(Stored dataset items)
================================

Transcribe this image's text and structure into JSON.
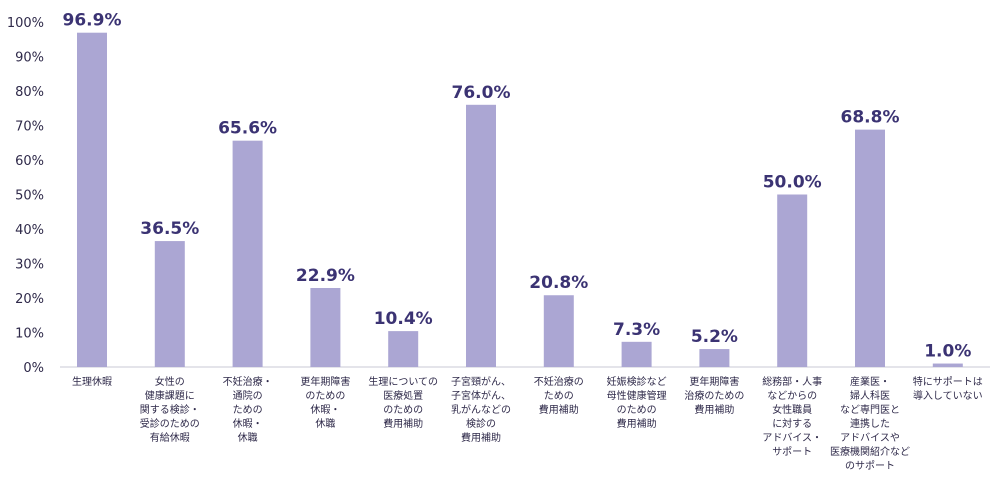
{
  "chart_data": {
    "type": "bar",
    "categories": [
      [
        "生理休暇"
      ],
      [
        "女性の",
        "健康課題に",
        "関する検診・",
        "受診のための",
        "有給休暇"
      ],
      [
        "不妊治療・",
        "通院の",
        "ための",
        "休暇・",
        "休職"
      ],
      [
        "更年期障害",
        "のための",
        "休暇・",
        "休職"
      ],
      [
        "生理についての",
        "医療処置",
        "のための",
        "費用補助"
      ],
      [
        "子宮頸がん、",
        "子宮体がん、",
        "乳がんなどの",
        "検診の",
        "費用補助"
      ],
      [
        "不妊治療の",
        "ための",
        "費用補助"
      ],
      [
        "妊娠検診など",
        "母性健康管理",
        "のための",
        "費用補助"
      ],
      [
        "更年期障害",
        "治療のための",
        "費用補助"
      ],
      [
        "総務部・人事",
        "などからの",
        "女性職員",
        "に対する",
        "アドバイス・",
        "サポート"
      ],
      [
        "産業医・",
        "婦人科医",
        "など専門医と",
        "連携した",
        "アドバイスや",
        "医療機関紹介など",
        "のサポート"
      ],
      [
        "特にサポートは",
        "導入していない"
      ]
    ],
    "values": [
      96.9,
      36.5,
      65.6,
      22.9,
      10.4,
      76.0,
      20.8,
      7.3,
      5.2,
      50.0,
      68.8,
      1.0
    ],
    "value_labels": [
      "96.9%",
      "36.5%",
      "65.6%",
      "22.9%",
      "10.4%",
      "76.0%",
      "20.8%",
      "7.3%",
      "5.2%",
      "50.0%",
      "68.8%",
      "1.0%"
    ],
    "y_ticks": [
      "0%",
      "10%",
      "20%",
      "30%",
      "40%",
      "50%",
      "60%",
      "70%",
      "80%",
      "90%",
      "100%"
    ],
    "ylim": [
      0,
      100
    ],
    "grid": false,
    "bar_color": "#aba6d3",
    "title": "",
    "xlabel": "",
    "ylabel": ""
  }
}
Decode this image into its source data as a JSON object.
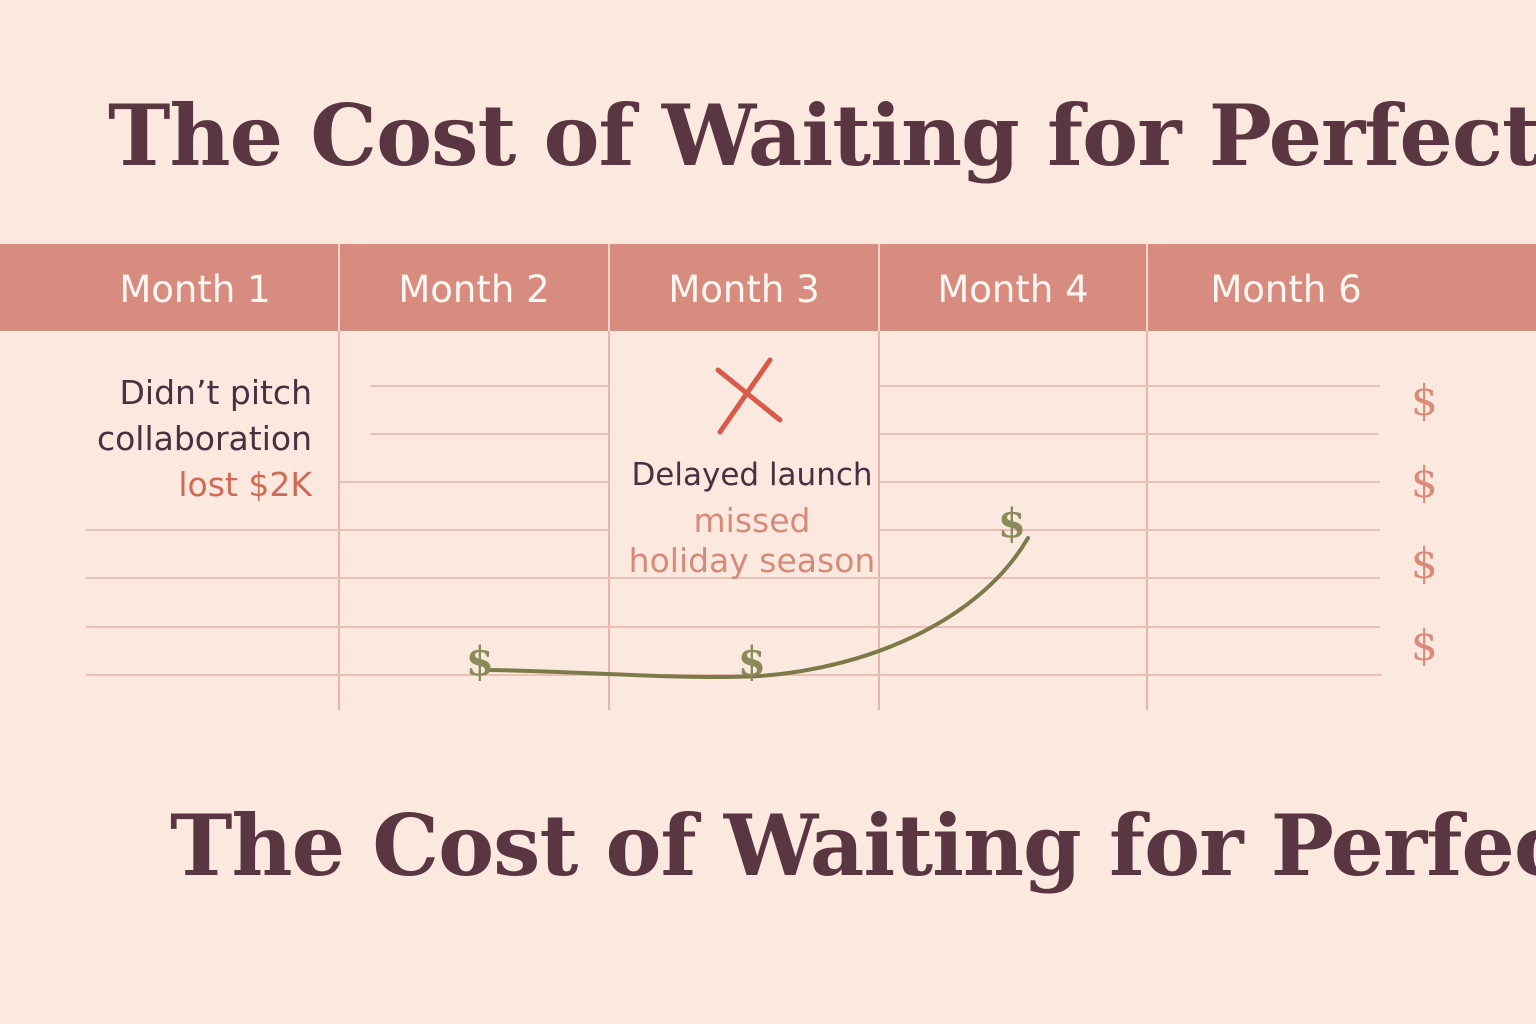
{
  "title_top": "The Cost of Waiting for Perfect",
  "title_bottom": "The Cost of Waiting for Perfect",
  "months": [
    "Month 1",
    "Month 2",
    "Month 3",
    "Month 4",
    "Month 6"
  ],
  "notes": {
    "month1": {
      "line1": "Didn’t pitch",
      "line2": "collaboration",
      "loss": "lost $2K"
    },
    "month3": {
      "line1": "Delayed launch",
      "line2": "missed",
      "line3": "holiday season"
    }
  },
  "markers": {
    "dollar_symbol": "$",
    "right_column_dollars": [
      "$",
      "$",
      "$",
      "$"
    ],
    "curve_dollars": [
      "$",
      "$",
      "$"
    ],
    "x_mark": "cross-icon"
  },
  "colors": {
    "background": "#fbe9e0",
    "header": "#d88c7f",
    "title": "#5a3542",
    "accent_red": "#cf6a55",
    "curve": "#7d7a4a"
  }
}
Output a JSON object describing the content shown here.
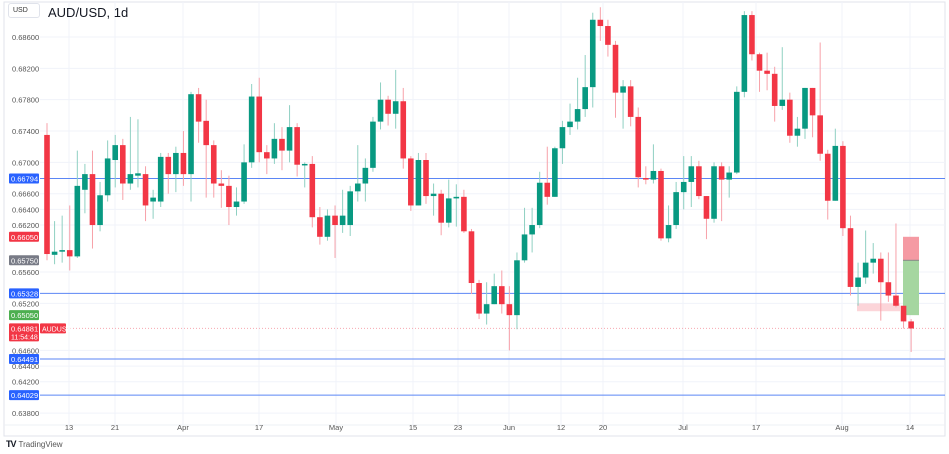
{
  "header": {
    "currency": "USD",
    "title": "AUD/USD, 1d"
  },
  "footer": {
    "brand": "TradingView",
    "brand_icon": "tradingview-logo-icon"
  },
  "colors": {
    "up": "#089981",
    "down": "#f23645",
    "hline": "#5b86f5",
    "grid": "#f0f3fa"
  },
  "chart_data": {
    "type": "candlestick",
    "symbol": "AUDUSD",
    "interval": "1d",
    "ylim": [
      0.637,
      0.69
    ],
    "grid": true,
    "y_ticks": [
      "0.68600",
      "0.68200",
      "0.67800",
      "0.67400",
      "0.67000",
      "0.66600",
      "0.66400",
      "0.66200",
      "0.65600",
      "0.65200",
      "0.64600",
      "0.64400",
      "0.64200",
      "0.63800"
    ],
    "x_ticks": [
      "13",
      "21",
      "Apr",
      "17",
      "May",
      "15",
      "23",
      "Jun",
      "12",
      "20",
      "Jul",
      "17",
      "Aug",
      "14"
    ],
    "horizontal_lines": [
      0.66794,
      0.65328,
      0.64491,
      0.64029
    ],
    "price_badges": [
      {
        "value": "0.66794",
        "kind": "hline"
      },
      {
        "value": "0.66050",
        "kind": "stop"
      },
      {
        "value": "0.65750",
        "kind": "entry"
      },
      {
        "value": "0.65328",
        "kind": "hline"
      },
      {
        "value": "0.65050",
        "kind": "target"
      },
      {
        "value": "0.64491",
        "kind": "hline"
      },
      {
        "value": "0.64029",
        "kind": "hline"
      }
    ],
    "last_price": {
      "value": "0.64881",
      "symbol": "AUDUSD",
      "countdown": "11:54:48"
    },
    "position_tool": {
      "stop": 0.6605,
      "entry": 0.6575,
      "target": 0.6505
    },
    "zone": {
      "top": 0.652,
      "bottom": 0.651
    },
    "candles": [
      [
        0.6735,
        0.675,
        0.6575,
        0.6583
      ],
      [
        0.6582,
        0.6625,
        0.657,
        0.6586
      ],
      [
        0.6586,
        0.6632,
        0.6572,
        0.6588
      ],
      [
        0.6588,
        0.6645,
        0.6562,
        0.658
      ],
      [
        0.658,
        0.6715,
        0.6578,
        0.667
      ],
      [
        0.6665,
        0.6698,
        0.6635,
        0.6685
      ],
      [
        0.6685,
        0.6715,
        0.659,
        0.662
      ],
      [
        0.662,
        0.6675,
        0.6612,
        0.6658
      ],
      [
        0.6658,
        0.6728,
        0.665,
        0.6705
      ],
      [
        0.6703,
        0.6735,
        0.6668,
        0.6722
      ],
      [
        0.6722,
        0.673,
        0.6652,
        0.6673
      ],
      [
        0.6673,
        0.6758,
        0.6665,
        0.6685
      ],
      [
        0.6683,
        0.6755,
        0.6668,
        0.6686
      ],
      [
        0.6685,
        0.6695,
        0.6625,
        0.6645
      ],
      [
        0.665,
        0.6665,
        0.6628,
        0.6655
      ],
      [
        0.665,
        0.6712,
        0.6643,
        0.6707
      ],
      [
        0.6707,
        0.6712,
        0.666,
        0.6685
      ],
      [
        0.6685,
        0.672,
        0.6662,
        0.6712
      ],
      [
        0.6712,
        0.674,
        0.667,
        0.6685
      ],
      [
        0.6685,
        0.679,
        0.665,
        0.6787
      ],
      [
        0.6787,
        0.6795,
        0.6725,
        0.6752
      ],
      [
        0.6753,
        0.678,
        0.6655,
        0.6722
      ],
      [
        0.6722,
        0.6728,
        0.6655,
        0.6673
      ],
      [
        0.6673,
        0.669,
        0.6642,
        0.667
      ],
      [
        0.667,
        0.6683,
        0.662,
        0.6643
      ],
      [
        0.6643,
        0.6668,
        0.6632,
        0.665
      ],
      [
        0.665,
        0.6723,
        0.6647,
        0.67
      ],
      [
        0.67,
        0.68,
        0.6693,
        0.6784
      ],
      [
        0.6784,
        0.6808,
        0.67,
        0.6713
      ],
      [
        0.6713,
        0.6722,
        0.6685,
        0.6705
      ],
      [
        0.6705,
        0.675,
        0.6698,
        0.673
      ],
      [
        0.673,
        0.6745,
        0.669,
        0.6715
      ],
      [
        0.6715,
        0.6773,
        0.67,
        0.6745
      ],
      [
        0.6745,
        0.675,
        0.6682,
        0.6697
      ],
      [
        0.6697,
        0.67,
        0.6668,
        0.6698
      ],
      [
        0.6698,
        0.6708,
        0.6617,
        0.663
      ],
      [
        0.663,
        0.6643,
        0.6595,
        0.6605
      ],
      [
        0.6605,
        0.664,
        0.66,
        0.6632
      ],
      [
        0.6632,
        0.6645,
        0.6578,
        0.662
      ],
      [
        0.662,
        0.6665,
        0.661,
        0.6632
      ],
      [
        0.662,
        0.667,
        0.6606,
        0.6663
      ],
      [
        0.6663,
        0.6722,
        0.665,
        0.6673
      ],
      [
        0.6673,
        0.6705,
        0.665,
        0.6693
      ],
      [
        0.6693,
        0.6758,
        0.6688,
        0.6752
      ],
      [
        0.6752,
        0.6802,
        0.6742,
        0.678
      ],
      [
        0.678,
        0.6785,
        0.6747,
        0.6762
      ],
      [
        0.6762,
        0.6818,
        0.6743,
        0.6778
      ],
      [
        0.6778,
        0.6795,
        0.6692,
        0.6705
      ],
      [
        0.6705,
        0.6708,
        0.6638,
        0.6645
      ],
      [
        0.6645,
        0.6712,
        0.6645,
        0.6703
      ],
      [
        0.6703,
        0.6712,
        0.6647,
        0.6657
      ],
      [
        0.6657,
        0.6673,
        0.6632,
        0.666
      ],
      [
        0.666,
        0.6665,
        0.6607,
        0.6623
      ],
      [
        0.6623,
        0.6678,
        0.6617,
        0.6654
      ],
      [
        0.6654,
        0.6672,
        0.6618,
        0.6656
      ],
      [
        0.6656,
        0.6665,
        0.661,
        0.6612
      ],
      [
        0.6612,
        0.6615,
        0.6532,
        0.6546
      ],
      [
        0.6546,
        0.655,
        0.65,
        0.6507
      ],
      [
        0.6507,
        0.6547,
        0.6493,
        0.6519
      ],
      [
        0.6519,
        0.6558,
        0.6519,
        0.6542
      ],
      [
        0.6542,
        0.6562,
        0.6507,
        0.6519
      ],
      [
        0.6519,
        0.6542,
        0.646,
        0.6505
      ],
      [
        0.6505,
        0.6585,
        0.6487,
        0.6575
      ],
      [
        0.6575,
        0.6642,
        0.6572,
        0.6608
      ],
      [
        0.6608,
        0.6642,
        0.6585,
        0.662
      ],
      [
        0.662,
        0.6688,
        0.6616,
        0.6674
      ],
      [
        0.6674,
        0.672,
        0.6646,
        0.6656
      ],
      [
        0.6656,
        0.672,
        0.6656,
        0.6718
      ],
      [
        0.6718,
        0.6753,
        0.6698,
        0.6745
      ],
      [
        0.6745,
        0.6775,
        0.6735,
        0.6752
      ],
      [
        0.6752,
        0.6808,
        0.6742,
        0.6768
      ],
      [
        0.6768,
        0.6837,
        0.6758,
        0.6796
      ],
      [
        0.6796,
        0.6891,
        0.677,
        0.6882
      ],
      [
        0.6882,
        0.6898,
        0.6855,
        0.6874
      ],
      [
        0.6874,
        0.6882,
        0.6835,
        0.685
      ],
      [
        0.685,
        0.6855,
        0.6757,
        0.6789
      ],
      [
        0.6789,
        0.6805,
        0.6743,
        0.6797
      ],
      [
        0.6797,
        0.6805,
        0.6746,
        0.6758
      ],
      [
        0.6758,
        0.677,
        0.6668,
        0.6681
      ],
      [
        0.668,
        0.6695,
        0.6672,
        0.6678
      ],
      [
        0.6678,
        0.6723,
        0.6673,
        0.6689
      ],
      [
        0.6689,
        0.6692,
        0.66,
        0.6603
      ],
      [
        0.6603,
        0.6645,
        0.6598,
        0.662
      ],
      [
        0.662,
        0.6675,
        0.6615,
        0.6662
      ],
      [
        0.6662,
        0.6708,
        0.664,
        0.6675
      ],
      [
        0.6675,
        0.6708,
        0.6643,
        0.6695
      ],
      [
        0.6695,
        0.6702,
        0.6653,
        0.6657
      ],
      [
        0.6657,
        0.6657,
        0.6602,
        0.6628
      ],
      [
        0.6628,
        0.67,
        0.6623,
        0.6695
      ],
      [
        0.6695,
        0.67,
        0.6625,
        0.6678
      ],
      [
        0.6678,
        0.6695,
        0.6655,
        0.6687
      ],
      [
        0.6687,
        0.6797,
        0.6685,
        0.679
      ],
      [
        0.679,
        0.6893,
        0.6783,
        0.6888
      ],
      [
        0.6888,
        0.6893,
        0.683,
        0.6838
      ],
      [
        0.6838,
        0.684,
        0.679,
        0.6817
      ],
      [
        0.6817,
        0.684,
        0.6792,
        0.6813
      ],
      [
        0.6813,
        0.6822,
        0.6752,
        0.6772
      ],
      [
        0.6772,
        0.6847,
        0.6767,
        0.678
      ],
      [
        0.678,
        0.6789,
        0.6725,
        0.6734
      ],
      [
        0.6734,
        0.6758,
        0.672,
        0.6743
      ],
      [
        0.6743,
        0.6795,
        0.673,
        0.6795
      ],
      [
        0.6795,
        0.6795,
        0.6732,
        0.676
      ],
      [
        0.676,
        0.6853,
        0.6702,
        0.6711
      ],
      [
        0.6711,
        0.6716,
        0.6627,
        0.6651
      ],
      [
        0.6651,
        0.6743,
        0.6651,
        0.6721
      ],
      [
        0.6721,
        0.6727,
        0.6606,
        0.6616
      ],
      [
        0.6616,
        0.6632,
        0.653,
        0.6541
      ],
      [
        0.6541,
        0.6572,
        0.6517,
        0.6553
      ],
      [
        0.6553,
        0.6613,
        0.6545,
        0.6572
      ],
      [
        0.6572,
        0.6597,
        0.6558,
        0.6577
      ],
      [
        0.6577,
        0.6585,
        0.6498,
        0.6547
      ],
      [
        0.6547,
        0.6585,
        0.6522,
        0.653
      ],
      [
        0.653,
        0.6622,
        0.6515,
        0.6517
      ],
      [
        0.6517,
        0.6517,
        0.6488,
        0.6497
      ],
      [
        0.6497,
        0.65,
        0.6458,
        0.6488
      ]
    ]
  }
}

================================

Problem details »
Search the lines for "object". Copy each line that has it.

Correct output »
Decode this image into its source data as a JSON object.
Output a JSON object describing the content shown here.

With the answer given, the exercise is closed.